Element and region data
- - -

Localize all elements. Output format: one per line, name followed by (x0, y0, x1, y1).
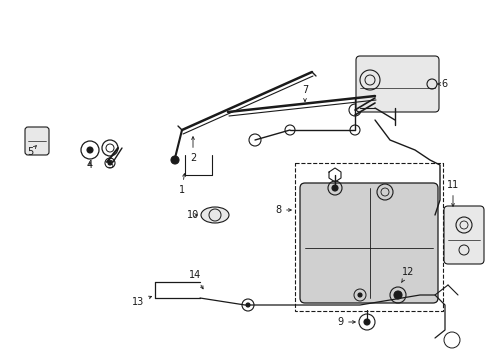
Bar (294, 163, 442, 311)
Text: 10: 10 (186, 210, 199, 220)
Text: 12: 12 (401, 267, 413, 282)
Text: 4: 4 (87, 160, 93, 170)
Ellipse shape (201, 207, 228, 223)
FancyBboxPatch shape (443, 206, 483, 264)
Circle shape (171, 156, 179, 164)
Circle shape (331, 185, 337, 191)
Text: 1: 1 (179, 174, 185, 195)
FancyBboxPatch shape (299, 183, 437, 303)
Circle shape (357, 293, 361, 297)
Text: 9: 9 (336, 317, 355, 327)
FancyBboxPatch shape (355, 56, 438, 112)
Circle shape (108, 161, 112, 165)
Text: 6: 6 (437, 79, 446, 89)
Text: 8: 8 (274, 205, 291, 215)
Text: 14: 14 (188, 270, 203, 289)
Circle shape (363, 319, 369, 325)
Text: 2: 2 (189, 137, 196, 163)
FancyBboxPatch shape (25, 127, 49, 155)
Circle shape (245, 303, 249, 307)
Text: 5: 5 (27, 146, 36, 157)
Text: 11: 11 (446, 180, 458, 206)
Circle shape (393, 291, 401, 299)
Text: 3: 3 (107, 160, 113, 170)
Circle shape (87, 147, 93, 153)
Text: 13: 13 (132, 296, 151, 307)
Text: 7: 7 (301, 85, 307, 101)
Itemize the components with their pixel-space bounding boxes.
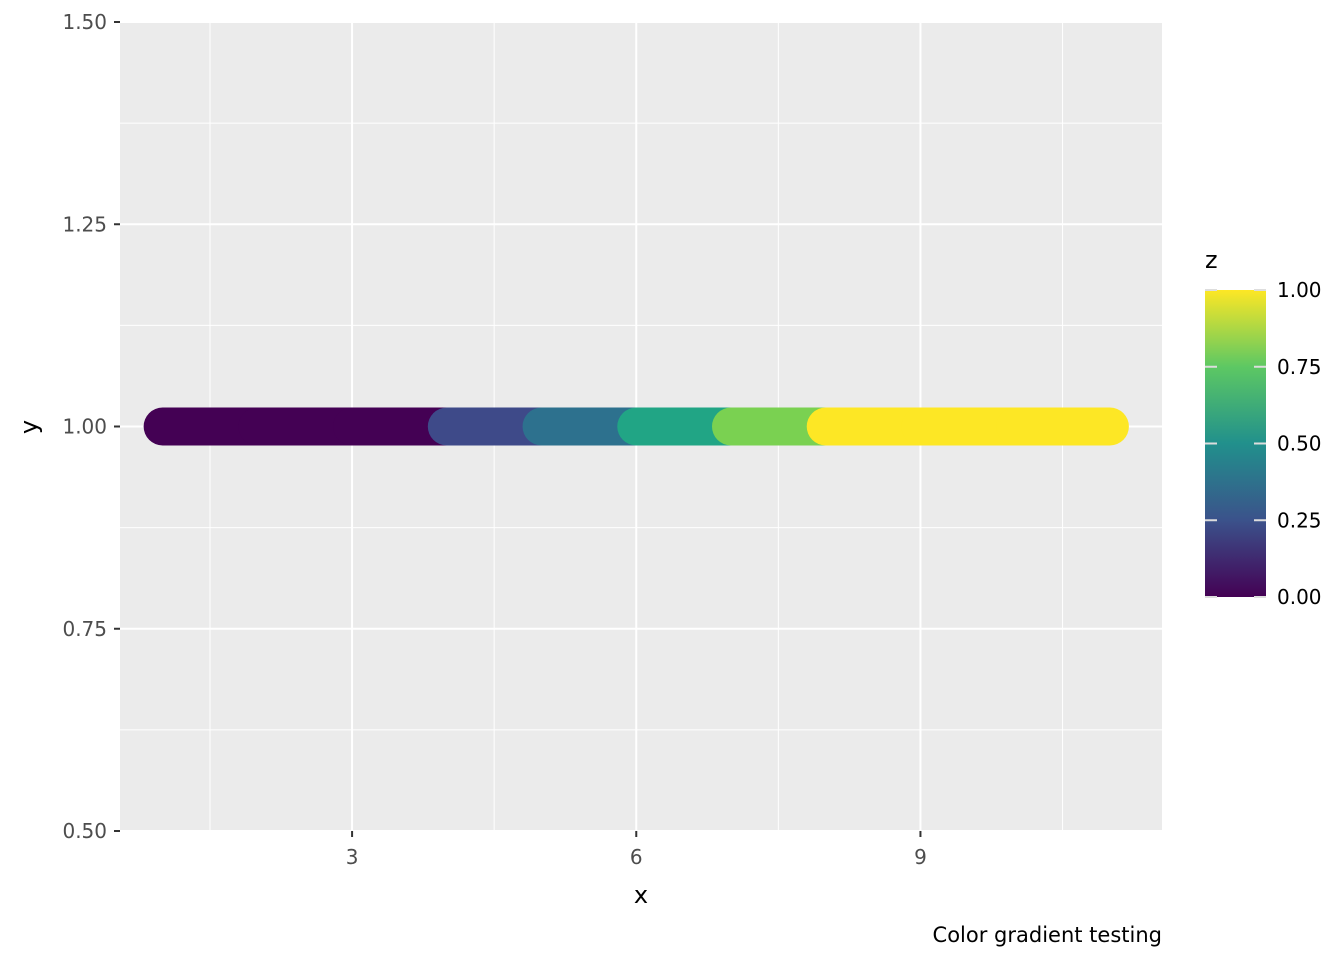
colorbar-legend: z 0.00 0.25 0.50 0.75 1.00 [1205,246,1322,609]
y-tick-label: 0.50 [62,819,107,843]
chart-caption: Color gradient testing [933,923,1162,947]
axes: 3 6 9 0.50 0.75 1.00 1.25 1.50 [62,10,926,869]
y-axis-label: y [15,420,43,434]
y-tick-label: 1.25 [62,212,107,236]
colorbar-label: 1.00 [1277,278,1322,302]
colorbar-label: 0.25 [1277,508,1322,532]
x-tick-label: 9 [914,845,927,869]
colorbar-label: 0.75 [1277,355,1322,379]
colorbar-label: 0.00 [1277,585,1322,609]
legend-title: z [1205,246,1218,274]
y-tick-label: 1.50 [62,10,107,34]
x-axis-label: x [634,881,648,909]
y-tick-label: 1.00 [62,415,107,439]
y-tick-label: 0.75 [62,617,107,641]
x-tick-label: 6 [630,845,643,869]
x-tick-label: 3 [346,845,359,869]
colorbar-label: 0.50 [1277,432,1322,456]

- - -

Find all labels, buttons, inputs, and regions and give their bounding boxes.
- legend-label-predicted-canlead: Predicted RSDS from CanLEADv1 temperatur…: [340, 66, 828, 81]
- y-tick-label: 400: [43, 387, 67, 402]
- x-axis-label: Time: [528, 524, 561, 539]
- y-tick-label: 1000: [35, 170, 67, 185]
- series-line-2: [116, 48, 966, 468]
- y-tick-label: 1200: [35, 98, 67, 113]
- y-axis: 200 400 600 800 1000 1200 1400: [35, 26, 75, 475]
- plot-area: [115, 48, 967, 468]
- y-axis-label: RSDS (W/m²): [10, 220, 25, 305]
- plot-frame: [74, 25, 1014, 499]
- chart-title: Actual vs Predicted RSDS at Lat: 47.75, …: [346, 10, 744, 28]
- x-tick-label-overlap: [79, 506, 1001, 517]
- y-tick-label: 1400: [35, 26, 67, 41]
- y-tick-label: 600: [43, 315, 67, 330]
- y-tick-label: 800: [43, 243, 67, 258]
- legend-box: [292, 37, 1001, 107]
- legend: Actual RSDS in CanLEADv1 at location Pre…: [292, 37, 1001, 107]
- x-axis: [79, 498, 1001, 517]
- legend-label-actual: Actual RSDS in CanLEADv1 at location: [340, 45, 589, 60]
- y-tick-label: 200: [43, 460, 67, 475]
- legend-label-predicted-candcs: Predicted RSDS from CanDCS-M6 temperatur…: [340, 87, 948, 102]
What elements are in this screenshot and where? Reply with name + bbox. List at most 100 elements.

- - -

**WHAT YOU HAVE TO DO**
Can you pull out the stretch of rows from the line containing "Localize all elements." through the line containing "Itemize the components", copying those lines unchanged and omitting the pictures?

**WRITTEN RESPONSE**
Localize all elements. Output format: one per line, name followed by (x0, y0, x1, y1).
Bar (294, 163, 442, 311)
Text: 10: 10 (186, 210, 199, 220)
Text: 12: 12 (401, 267, 413, 282)
Text: 4: 4 (87, 160, 93, 170)
Ellipse shape (201, 207, 228, 223)
FancyBboxPatch shape (443, 206, 483, 264)
Circle shape (171, 156, 179, 164)
Circle shape (331, 185, 337, 191)
Text: 1: 1 (179, 174, 185, 195)
FancyBboxPatch shape (299, 183, 437, 303)
Circle shape (357, 293, 361, 297)
Text: 9: 9 (336, 317, 355, 327)
FancyBboxPatch shape (355, 56, 438, 112)
Circle shape (108, 161, 112, 165)
Text: 6: 6 (437, 79, 446, 89)
Text: 8: 8 (274, 205, 291, 215)
Text: 14: 14 (188, 270, 203, 289)
Circle shape (363, 319, 369, 325)
Text: 2: 2 (189, 137, 196, 163)
FancyBboxPatch shape (25, 127, 49, 155)
Circle shape (245, 303, 249, 307)
Text: 5: 5 (27, 146, 36, 157)
Text: 11: 11 (446, 180, 458, 206)
Circle shape (393, 291, 401, 299)
Text: 3: 3 (107, 160, 113, 170)
Circle shape (87, 147, 93, 153)
Text: 13: 13 (132, 296, 151, 307)
Text: 7: 7 (301, 85, 307, 101)
Itemize the components with their pixel-space bounding boxes.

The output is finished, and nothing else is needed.